#### [STATED EXERCISE]
Repeat every record below exactly, but leave out any pictures.

#### [LISTED ENTRIES]
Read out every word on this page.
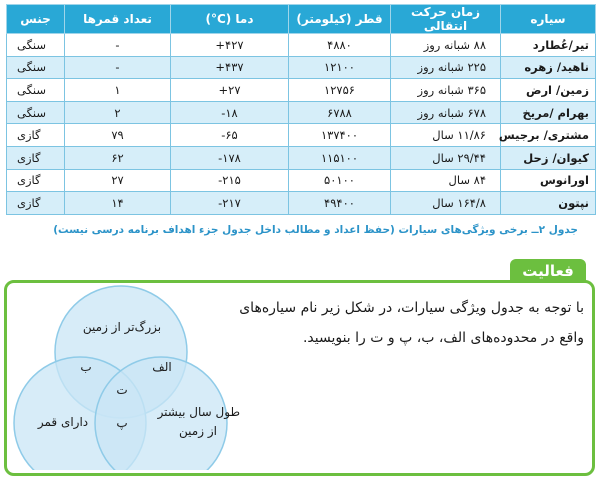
سیاره	زمان حرکت انتقالی	قطر (کیلومتر)	دما (C°)	تعداد قمرها	جنس
تیر/عُطارد	۸۸ شبانه روز	۴۸۸۰	+۴۲۷	-	سنگی
ناهید/ زهره	۲۲۵ شبانه روز	۱۲۱۰۰	+۴۳۷	-	سنگی
زمین/ ارض	۳۶۵ شبانه روز	۱۲۷۵۶	+۲۷	۱	سنگی
بهرام /مریخ	۶۷۸ شبانه روز	۶۷۸۸	-۱۸	۲	سنگی
مشتری/ برجیس	۱۱/۸۶ سال	۱۳۷۴۰۰	-۶۵	۷۹	گازی
کیوان/ زحل	۲۹/۴۴ سال	۱۱۵۱۰۰	-۱۷۸	۶۲	گازی
اورانوس	۸۴ سال	۵۰۱۰۰	-۲۱۵	۲۷	گازی
نپتون	۱۶۴/۸ سال	۴۹۴۰۰	-۲۱۷	۱۴	گازی
جدول ۲ــ برخی ویژگی‌های سیارات (حفظ اعداد و مطالب داخل جدول جزء اهداف برنامه درسی نیست)
فعالیت
با توجه به جدول ویژگی سیارات، در شکل زیر نام سیاره‌های
واقع در محدوده‌های الف، ب، پ و ت را بنویسید.
بزرگ‌تر از زمین
طول سال بیشتر
از زمین
دارای قمر
الف
ب
ت
پ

#### [RESPONSE TO THIS TASK]
Read out every word on this page.
سیاره	زمان حرکت انتقالی	قطر (کیلومتر)	دما (C°)	تعداد قمرها	جنس
تیر/عُطارد	۸۸ شبانه روز	۴۸۸۰	+۴۲۷	-	سنگی
ناهید/ زهره	۲۲۵ شبانه روز	۱۲۱۰۰	+۴۳۷	-	سنگی
زمین/ ارض	۳۶۵ شبانه روز	۱۲۷۵۶	+۲۷	۱	سنگی
بهرام /مریخ	۶۷۸ شبانه روز	۶۷۸۸	-۱۸	۲	سنگی
مشتری/ برجیس	۱۱/۸۶ سال	۱۳۷۴۰۰	-۶۵	۷۹	گازی
کیوان/ زحل	۲۹/۴۴ سال	۱۱۵۱۰۰	-۱۷۸	۶۲	گازی
اورانوس	۸۴ سال	۵۰۱۰۰	-۲۱۵	۲۷	گازی
نپتون	۱۶۴/۸ سال	۴۹۴۰۰	-۲۱۷	۱۴	گازی
جدول ۲ــ برخی ویژگی‌های سیارات (حفظ اعداد و مطالب داخل جدول جزء اهداف برنامه درسی نیست)
فعالیت
با توجه به جدول ویژگی سیارات، در شکل زیر نام سیاره‌های
واقع در محدوده‌های الف، ب، پ و ت را بنویسید.
بزرگ‌تر از زمین
طول سال بیشتر
از زمین
دارای قمر
الف
ب
ت
پ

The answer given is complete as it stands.